> [TASK TO CARRY OUT]
Return each entry exactly, with none missing.

= = = =

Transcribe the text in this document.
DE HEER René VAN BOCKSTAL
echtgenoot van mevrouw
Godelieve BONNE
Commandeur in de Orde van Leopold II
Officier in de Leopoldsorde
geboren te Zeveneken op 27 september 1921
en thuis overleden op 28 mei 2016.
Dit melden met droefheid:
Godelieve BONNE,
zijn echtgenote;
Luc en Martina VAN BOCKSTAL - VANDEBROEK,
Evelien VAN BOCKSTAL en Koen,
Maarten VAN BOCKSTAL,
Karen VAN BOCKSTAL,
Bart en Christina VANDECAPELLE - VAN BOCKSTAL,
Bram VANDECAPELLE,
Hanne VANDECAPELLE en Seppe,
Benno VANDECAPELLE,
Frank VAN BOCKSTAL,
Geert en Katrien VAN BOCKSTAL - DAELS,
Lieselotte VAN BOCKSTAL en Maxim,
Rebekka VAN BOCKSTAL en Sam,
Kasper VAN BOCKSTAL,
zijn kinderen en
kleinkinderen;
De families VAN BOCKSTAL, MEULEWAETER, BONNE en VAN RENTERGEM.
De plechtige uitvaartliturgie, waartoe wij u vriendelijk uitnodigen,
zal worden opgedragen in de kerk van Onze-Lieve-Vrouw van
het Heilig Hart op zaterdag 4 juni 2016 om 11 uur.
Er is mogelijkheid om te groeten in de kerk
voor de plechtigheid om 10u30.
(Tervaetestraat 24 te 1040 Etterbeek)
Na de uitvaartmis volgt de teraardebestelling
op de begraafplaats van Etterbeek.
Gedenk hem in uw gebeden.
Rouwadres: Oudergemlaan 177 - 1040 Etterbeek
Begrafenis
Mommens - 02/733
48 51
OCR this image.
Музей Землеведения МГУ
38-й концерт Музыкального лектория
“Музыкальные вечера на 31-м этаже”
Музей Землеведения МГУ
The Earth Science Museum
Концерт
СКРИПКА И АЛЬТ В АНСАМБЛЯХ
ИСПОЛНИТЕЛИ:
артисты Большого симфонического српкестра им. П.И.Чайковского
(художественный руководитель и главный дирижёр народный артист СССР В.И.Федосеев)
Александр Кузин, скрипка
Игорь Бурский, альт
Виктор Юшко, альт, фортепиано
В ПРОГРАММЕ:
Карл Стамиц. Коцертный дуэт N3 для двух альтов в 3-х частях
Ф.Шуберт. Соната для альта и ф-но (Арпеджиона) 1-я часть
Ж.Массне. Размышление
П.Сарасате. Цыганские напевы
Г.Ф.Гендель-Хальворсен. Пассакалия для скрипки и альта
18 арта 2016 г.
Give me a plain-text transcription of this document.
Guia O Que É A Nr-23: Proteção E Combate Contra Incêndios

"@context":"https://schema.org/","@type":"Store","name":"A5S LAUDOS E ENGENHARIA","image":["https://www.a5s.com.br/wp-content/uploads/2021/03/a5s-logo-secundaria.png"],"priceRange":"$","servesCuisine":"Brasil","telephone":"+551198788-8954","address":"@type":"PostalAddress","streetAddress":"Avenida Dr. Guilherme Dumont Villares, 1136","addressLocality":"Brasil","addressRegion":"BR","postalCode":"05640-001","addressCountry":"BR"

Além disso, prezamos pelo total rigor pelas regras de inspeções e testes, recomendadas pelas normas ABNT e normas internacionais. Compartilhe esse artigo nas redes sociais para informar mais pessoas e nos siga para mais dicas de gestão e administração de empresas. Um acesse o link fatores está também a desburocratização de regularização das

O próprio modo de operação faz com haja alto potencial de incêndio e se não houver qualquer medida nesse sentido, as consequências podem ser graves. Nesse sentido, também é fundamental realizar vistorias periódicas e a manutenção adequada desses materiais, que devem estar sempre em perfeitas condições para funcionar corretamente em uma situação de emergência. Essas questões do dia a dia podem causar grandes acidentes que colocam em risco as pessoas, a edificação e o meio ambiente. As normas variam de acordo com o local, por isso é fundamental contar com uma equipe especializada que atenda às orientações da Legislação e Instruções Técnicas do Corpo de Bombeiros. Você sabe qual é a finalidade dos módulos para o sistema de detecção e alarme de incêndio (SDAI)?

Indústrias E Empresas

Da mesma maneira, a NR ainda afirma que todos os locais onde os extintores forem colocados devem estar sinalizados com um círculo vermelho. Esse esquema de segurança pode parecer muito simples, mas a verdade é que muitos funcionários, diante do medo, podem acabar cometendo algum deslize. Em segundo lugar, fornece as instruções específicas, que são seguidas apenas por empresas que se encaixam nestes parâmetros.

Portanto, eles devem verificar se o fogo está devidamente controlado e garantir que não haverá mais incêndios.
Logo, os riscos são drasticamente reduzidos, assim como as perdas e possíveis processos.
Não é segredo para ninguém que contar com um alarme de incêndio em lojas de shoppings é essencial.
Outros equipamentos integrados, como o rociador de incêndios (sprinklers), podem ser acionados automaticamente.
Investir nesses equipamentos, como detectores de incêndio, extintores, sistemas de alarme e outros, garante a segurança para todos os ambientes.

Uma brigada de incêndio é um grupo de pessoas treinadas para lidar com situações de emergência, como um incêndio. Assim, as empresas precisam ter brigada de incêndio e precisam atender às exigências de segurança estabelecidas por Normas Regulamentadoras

= = = =

> [OUTPUT BELOW]
Transcribe the text in this document.
DE HEER René VAN BOCKSTAL
echtgenoot van mevrouw
Godelieve BONNE
Commandeur in de Orde van Leopold II
Officier in de Leopoldsorde
geboren te Zeveneken op 27 september 1921
en thuis overleden op 28 mei 2016.
Dit melden met droefheid:
Godelieve BONNE,
zijn echtgenote;
Luc en Martina VAN BOCKSTAL - VANDEBROEK,
Evelien VAN BOCKSTAL en Koen,
Maarten VAN BOCKSTAL,
Karen VAN BOCKSTAL,
Bart en Christina VANDECAPELLE - VAN BOCKSTAL,
Bram VANDECAPELLE,
Hanne VANDECAPELLE en Seppe,
Benno VANDECAPELLE,
Frank VAN BOCKSTAL,
Geert en Katrien VAN BOCKSTAL - DAELS,
Lieselotte VAN BOCKSTAL en Maxim,
Rebekka VAN BOCKSTAL en Sam,
Kasper VAN BOCKSTAL,
zijn kinderen en
kleinkinderen;
De families VAN BOCKSTAL, MEULEWAETER, BONNE en VAN RENTERGEM.
De plechtige uitvaartliturgie, waartoe wij u vriendelijk uitnodigen,
zal worden opgedragen in de kerk van Onze-Lieve-Vrouw van
het Heilig Hart op zaterdag 4 juni 2016 om 11 uur.
Er is mogelijkheid om te groeten in de kerk
voor de plechtigheid om 10u30.
(Tervaetestraat 24 te 1040 Etterbeek)
Na de uitvaartmis volgt de teraardebestelling
op de begraafplaats van Etterbeek.
Gedenk hem in uw gebeden.
Rouwadres: Oudergemlaan 177 - 1040 Etterbeek
Begrafenis
Mommens - 02/733
48 51
OCR this image.
Музей Землеведения МГУ
38-й концерт Музыкального лектория
“Музыкальные вечера на 31-м этаже”
Музей Землеведения МГУ
The Earth Science Museum
Концерт
СКРИПКА И АЛЬТ В АНСАМБЛЯХ
ИСПОЛНИТЕЛИ:
артисты Большого симфонического српкестра им. П.И.Чайковского
(художественный руководитель и главный дирижёр народный артист СССР В.И.Федосеев)
Александр Кузин, скрипка
Игорь Бурский, альт
Виктор Юшко, альт, фортепиано
В ПРОГРАММЕ:
Карл Стамиц. Коцертный дуэт N3 для двух альтов в 3-х частях
Ф.Шуберт. Соната для альта и ф-но (Арпеджиона) 1-я часть
Ж.Массне. Размышление
П.Сарасате. Цыганские напевы
Г.Ф.Гендель-Хальворсен. Пассакалия для скрипки и альта
18 арта 2016 г.
Give me a plain-text transcription of this document.
Guia O Que É A Nr-23: Proteção E Combate Contra Incêndios

"@context":"https://schema.org/","@type":"Store","name":"A5S LAUDOS E ENGENHARIA","image":["https://www.a5s.com.br/wp-content/uploads/2021/03/a5s-logo-secundaria.png"],"priceRange":"$","servesCuisine":"Brasil","telephone":"+551198788-8954","address":"@type":"PostalAddress","streetAddress":"Avenida Dr. Guilherme Dumont Villares, 1136","addressLocality":"Brasil","addressRegion":"BR","postalCode":"05640-001","addressCountry":"BR"

Além disso, prezamos pelo total rigor pelas regras de inspeções e testes, recomendadas pelas normas ABNT e normas internacionais. Compartilhe esse artigo nas redes sociais para informar mais pessoas e nos siga para mais dicas de gestão e administração de empresas. Um acesse o link fatores está também a desburocratização de regularização das

O próprio modo de operação faz com haja alto potencial de incêndio e se não houver qualquer medida nesse sentido, as consequências podem ser graves. Nesse sentido, também é fundamental realizar vistorias periódicas e a manutenção adequada desses materiais, que devem estar sempre em perfeitas condições para funcionar corretamente em uma situação de emergência. Essas questões do dia a dia podem causar grandes acidentes que colocam em risco as pessoas, a edificação e o meio ambiente. As normas variam de acordo com o local, por isso é fundamental contar com uma equipe especializada que atenda às orientações da Legislação e Instruções Técnicas do Corpo de Bombeiros. Você sabe qual é a finalidade dos módulos para o sistema de detecção e alarme de incêndio (SDAI)?

Indústrias E Empresas

Da mesma maneira, a NR ainda afirma que todos os locais onde os extintores forem colocados devem estar sinalizados com um círculo vermelho. Esse esquema de segurança pode parecer muito simples, mas a verdade é que muitos funcionários, diante do medo, podem acabar cometendo algum deslize. Em segundo lugar, fornece as instruções específicas, que são seguidas apenas por empresas que se encaixam nestes parâmetros.

Portanto, eles devem verificar se o fogo está devidamente controlado e garantir que não haverá mais incêndios.
Logo, os riscos são drasticamente reduzidos, assim como as perdas e possíveis processos.
Não é segredo para ninguém que contar com um alarme de incêndio em lojas de shoppings é essencial.
Outros equipamentos integrados, como o rociador de incêndios (sprinklers), podem ser acionados automaticamente.
Investir nesses equipamentos, como detectores de incêndio, extintores, sistemas de alarme e outros, garante a segurança para todos os ambientes.

Uma brigada de incêndio é um grupo de pessoas treinadas para lidar com situações de emergência, como um incêndio. Assim, as empresas precisam ter brigada de incêndio e precisam atender às exigências de segurança estabelecidas por Normas Regulamentadoras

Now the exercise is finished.